DATA SHOWN:
+ + + + +

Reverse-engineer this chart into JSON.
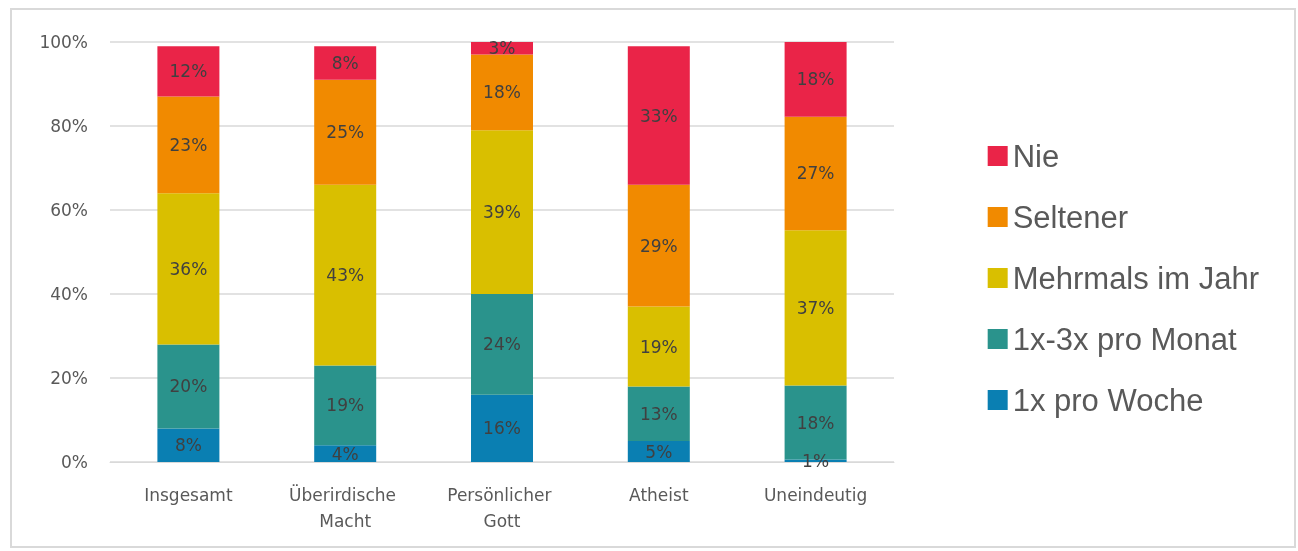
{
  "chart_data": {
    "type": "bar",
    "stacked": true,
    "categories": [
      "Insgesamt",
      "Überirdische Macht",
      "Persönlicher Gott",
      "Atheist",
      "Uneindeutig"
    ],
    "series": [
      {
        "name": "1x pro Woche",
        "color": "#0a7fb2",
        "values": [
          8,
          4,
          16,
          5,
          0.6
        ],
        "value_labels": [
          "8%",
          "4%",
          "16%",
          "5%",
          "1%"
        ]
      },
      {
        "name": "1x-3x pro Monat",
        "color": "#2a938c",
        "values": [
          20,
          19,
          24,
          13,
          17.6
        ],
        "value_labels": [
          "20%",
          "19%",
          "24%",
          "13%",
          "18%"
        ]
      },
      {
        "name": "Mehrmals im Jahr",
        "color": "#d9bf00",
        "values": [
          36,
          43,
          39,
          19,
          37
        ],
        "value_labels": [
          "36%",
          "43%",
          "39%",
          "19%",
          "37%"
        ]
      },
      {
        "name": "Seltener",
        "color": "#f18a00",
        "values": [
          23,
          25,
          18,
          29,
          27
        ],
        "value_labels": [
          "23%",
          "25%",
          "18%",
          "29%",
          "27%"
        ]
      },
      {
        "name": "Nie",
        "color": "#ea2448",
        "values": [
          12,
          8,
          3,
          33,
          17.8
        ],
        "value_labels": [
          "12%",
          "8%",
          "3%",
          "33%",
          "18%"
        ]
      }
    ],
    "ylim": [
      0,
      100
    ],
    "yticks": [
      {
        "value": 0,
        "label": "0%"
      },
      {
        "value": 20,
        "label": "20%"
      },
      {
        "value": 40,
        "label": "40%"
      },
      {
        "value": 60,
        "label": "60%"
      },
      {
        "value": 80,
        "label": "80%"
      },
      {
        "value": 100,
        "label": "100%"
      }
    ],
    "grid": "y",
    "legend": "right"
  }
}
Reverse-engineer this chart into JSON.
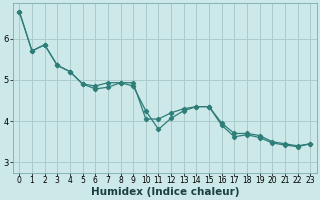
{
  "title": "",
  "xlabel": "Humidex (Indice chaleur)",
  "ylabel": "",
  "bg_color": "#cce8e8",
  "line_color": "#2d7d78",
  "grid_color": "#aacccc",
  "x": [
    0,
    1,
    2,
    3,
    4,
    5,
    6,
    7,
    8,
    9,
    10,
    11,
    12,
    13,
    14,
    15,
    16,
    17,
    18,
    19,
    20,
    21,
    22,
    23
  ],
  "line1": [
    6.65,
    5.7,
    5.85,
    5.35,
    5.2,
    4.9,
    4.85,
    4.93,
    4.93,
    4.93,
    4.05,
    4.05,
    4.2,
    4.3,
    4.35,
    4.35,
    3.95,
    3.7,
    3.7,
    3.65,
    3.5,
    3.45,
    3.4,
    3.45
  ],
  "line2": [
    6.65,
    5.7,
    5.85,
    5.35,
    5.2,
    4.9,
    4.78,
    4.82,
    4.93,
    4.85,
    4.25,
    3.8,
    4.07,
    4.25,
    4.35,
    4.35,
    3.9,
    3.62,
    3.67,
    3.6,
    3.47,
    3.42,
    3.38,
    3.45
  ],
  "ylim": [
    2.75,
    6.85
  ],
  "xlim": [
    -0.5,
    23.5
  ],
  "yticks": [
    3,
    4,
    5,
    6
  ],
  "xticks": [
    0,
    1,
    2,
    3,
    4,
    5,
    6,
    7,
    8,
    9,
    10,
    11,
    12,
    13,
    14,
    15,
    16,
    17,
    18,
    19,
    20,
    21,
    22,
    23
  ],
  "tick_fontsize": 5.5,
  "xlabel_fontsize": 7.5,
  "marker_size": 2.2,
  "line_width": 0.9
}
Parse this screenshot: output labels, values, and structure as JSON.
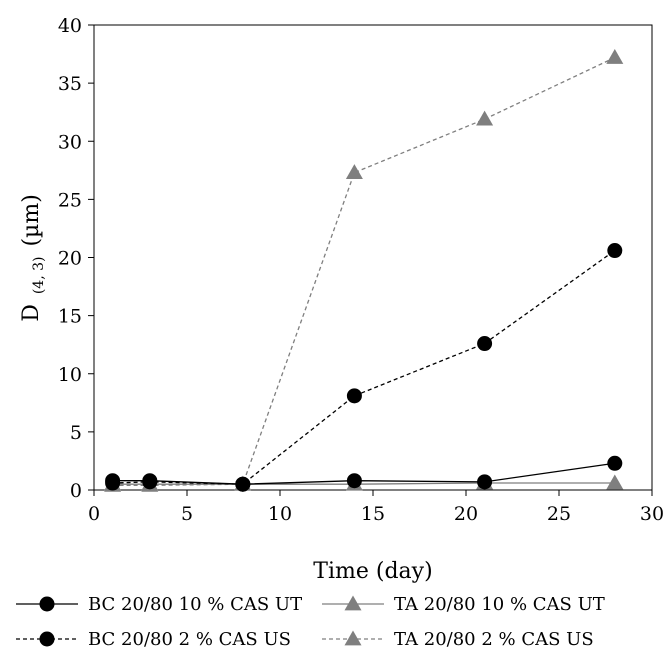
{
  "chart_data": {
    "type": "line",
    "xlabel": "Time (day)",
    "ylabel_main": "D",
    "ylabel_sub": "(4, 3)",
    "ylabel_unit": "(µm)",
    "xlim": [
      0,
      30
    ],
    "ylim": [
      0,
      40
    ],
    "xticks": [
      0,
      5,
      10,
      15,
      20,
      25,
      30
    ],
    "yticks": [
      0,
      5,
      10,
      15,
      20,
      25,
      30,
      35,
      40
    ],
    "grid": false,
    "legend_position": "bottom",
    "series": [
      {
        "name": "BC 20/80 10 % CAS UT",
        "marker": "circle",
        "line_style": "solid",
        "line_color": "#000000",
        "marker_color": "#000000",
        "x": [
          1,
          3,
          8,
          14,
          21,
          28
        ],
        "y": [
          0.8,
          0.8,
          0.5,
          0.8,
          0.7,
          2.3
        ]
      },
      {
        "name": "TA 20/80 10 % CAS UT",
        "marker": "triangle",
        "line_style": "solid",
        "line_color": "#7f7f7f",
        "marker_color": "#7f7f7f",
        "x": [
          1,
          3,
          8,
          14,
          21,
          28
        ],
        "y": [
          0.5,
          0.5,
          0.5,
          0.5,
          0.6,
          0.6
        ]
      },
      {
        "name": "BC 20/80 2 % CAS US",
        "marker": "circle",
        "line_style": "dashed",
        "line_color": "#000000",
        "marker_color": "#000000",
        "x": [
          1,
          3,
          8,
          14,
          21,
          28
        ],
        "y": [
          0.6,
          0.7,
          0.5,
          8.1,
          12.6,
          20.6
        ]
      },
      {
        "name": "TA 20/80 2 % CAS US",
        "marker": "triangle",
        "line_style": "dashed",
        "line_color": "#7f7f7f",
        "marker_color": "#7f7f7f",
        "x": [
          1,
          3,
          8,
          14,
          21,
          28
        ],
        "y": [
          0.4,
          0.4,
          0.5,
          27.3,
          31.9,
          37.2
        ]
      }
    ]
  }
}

+ + + + +

REQUEST:
Images in the records should not be copied. Repeat all the rest exactly.

THE COMPLETED TASK:
Reverse-engineer this chart into JSON.
{
  "chart_data": {
    "type": "bar",
    "stacked": true,
    "categories": [
      "Insgesamt",
      "Überirdische Macht",
      "Persönlicher Gott",
      "Atheist",
      "Uneindeutig"
    ],
    "series": [
      {
        "name": "1x pro Woche",
        "color": "#0a7fb2",
        "values": [
          8,
          4,
          16,
          5,
          0.6
        ],
        "value_labels": [
          "8%",
          "4%",
          "16%",
          "5%",
          "1%"
        ]
      },
      {
        "name": "1x-3x pro Monat",
        "color": "#2a938c",
        "values": [
          20,
          19,
          24,
          13,
          17.6
        ],
        "value_labels": [
          "20%",
          "19%",
          "24%",
          "13%",
          "18%"
        ]
      },
      {
        "name": "Mehrmals im Jahr",
        "color": "#d9bf00",
        "values": [
          36,
          43,
          39,
          19,
          37
        ],
        "value_labels": [
          "36%",
          "43%",
          "39%",
          "19%",
          "37%"
        ]
      },
      {
        "name": "Seltener",
        "color": "#f18a00",
        "values": [
          23,
          25,
          18,
          29,
          27
        ],
        "value_labels": [
          "23%",
          "25%",
          "18%",
          "29%",
          "27%"
        ]
      },
      {
        "name": "Nie",
        "color": "#ea2448",
        "values": [
          12,
          8,
          3,
          33,
          17.8
        ],
        "value_labels": [
          "12%",
          "8%",
          "3%",
          "33%",
          "18%"
        ]
      }
    ],
    "ylim": [
      0,
      100
    ],
    "yticks": [
      {
        "value": 0,
        "label": "0%"
      },
      {
        "value": 20,
        "label": "20%"
      },
      {
        "value": 40,
        "label": "40%"
      },
      {
        "value": 60,
        "label": "60%"
      },
      {
        "value": 80,
        "label": "80%"
      },
      {
        "value": 100,
        "label": "100%"
      }
    ],
    "grid": "y",
    "legend": "right"
  }
}
Reverse-engineer this chart into JSON.
{
  "title": "",
  "xlabel": "Humidex (Indice chaleur)",
  "ylabel": "",
  "bg_color": "#cce8e8",
  "line_color": "#2d7d78",
  "grid_color": "#aacccc",
  "x": [
    0,
    1,
    2,
    3,
    4,
    5,
    6,
    7,
    8,
    9,
    10,
    11,
    12,
    13,
    14,
    15,
    16,
    17,
    18,
    19,
    20,
    21,
    22,
    23
  ],
  "line1": [
    6.65,
    5.7,
    5.85,
    5.35,
    5.2,
    4.9,
    4.85,
    4.93,
    4.93,
    4.93,
    4.05,
    4.05,
    4.2,
    4.3,
    4.35,
    4.35,
    3.95,
    3.7,
    3.7,
    3.65,
    3.5,
    3.45,
    3.4,
    3.45
  ],
  "line2": [
    6.65,
    5.7,
    5.85,
    5.35,
    5.2,
    4.9,
    4.78,
    4.82,
    4.93,
    4.85,
    4.25,
    3.8,
    4.07,
    4.25,
    4.35,
    4.35,
    3.9,
    3.62,
    3.67,
    3.6,
    3.47,
    3.42,
    3.38,
    3.45
  ],
  "ylim": [
    2.75,
    6.85
  ],
  "xlim": [
    -0.5,
    23.5
  ],
  "yticks": [
    3,
    4,
    5,
    6
  ],
  "xticks": [
    0,
    1,
    2,
    3,
    4,
    5,
    6,
    7,
    8,
    9,
    10,
    11,
    12,
    13,
    14,
    15,
    16,
    17,
    18,
    19,
    20,
    21,
    22,
    23
  ],
  "tick_fontsize": 5.5,
  "xlabel_fontsize": 7.5,
  "marker_size": 2.2,
  "line_width": 0.9
}
Parse this screenshot: output labels, values, and structure as JSON.
{
  "chart_data": {
    "type": "line",
    "xlabel": "Time (day)",
    "ylabel_main": "D",
    "ylabel_sub": "(4, 3)",
    "ylabel_unit": "(µm)",
    "xlim": [
      0,
      30
    ],
    "ylim": [
      0,
      40
    ],
    "xticks": [
      0,
      5,
      10,
      15,
      20,
      25,
      30
    ],
    "yticks": [
      0,
      5,
      10,
      15,
      20,
      25,
      30,
      35,
      40
    ],
    "grid": false,
    "legend_position": "bottom",
    "series": [
      {
        "name": "BC 20/80 10 % CAS UT",
        "marker": "circle",
        "line_style": "solid",
        "line_color": "#000000",
        "marker_color": "#000000",
        "x": [
          1,
          3,
          8,
          14,
          21,
          28
        ],
        "y": [
          0.8,
          0.8,
          0.5,
          0.8,
          0.7,
          2.3
        ]
      },
      {
        "name": "TA 20/80 10 % CAS UT",
        "marker": "triangle",
        "line_style": "solid",
        "line_color": "#7f7f7f",
        "marker_color": "#7f7f7f",
        "x": [
          1,
          3,
          8,
          14,
          21,
          28
        ],
        "y": [
          0.5,
          0.5,
          0.5,
          0.5,
          0.6,
          0.6
        ]
      },
      {
        "name": "BC 20/80 2 % CAS US",
        "marker": "circle",
        "line_style": "dashed",
        "line_color": "#000000",
        "marker_color": "#000000",
        "x": [
          1,
          3,
          8,
          14,
          21,
          28
        ],
        "y": [
          0.6,
          0.7,
          0.5,
          8.1,
          12.6,
          20.6
        ]
      },
      {
        "name": "TA 20/80 2 % CAS US",
        "marker": "triangle",
        "line_style": "dashed",
        "line_color": "#7f7f7f",
        "marker_color": "#7f7f7f",
        "x": [
          1,
          3,
          8,
          14,
          21,
          28
        ],
        "y": [
          0.4,
          0.4,
          0.5,
          27.3,
          31.9,
          37.2
        ]
      }
    ]
  }
}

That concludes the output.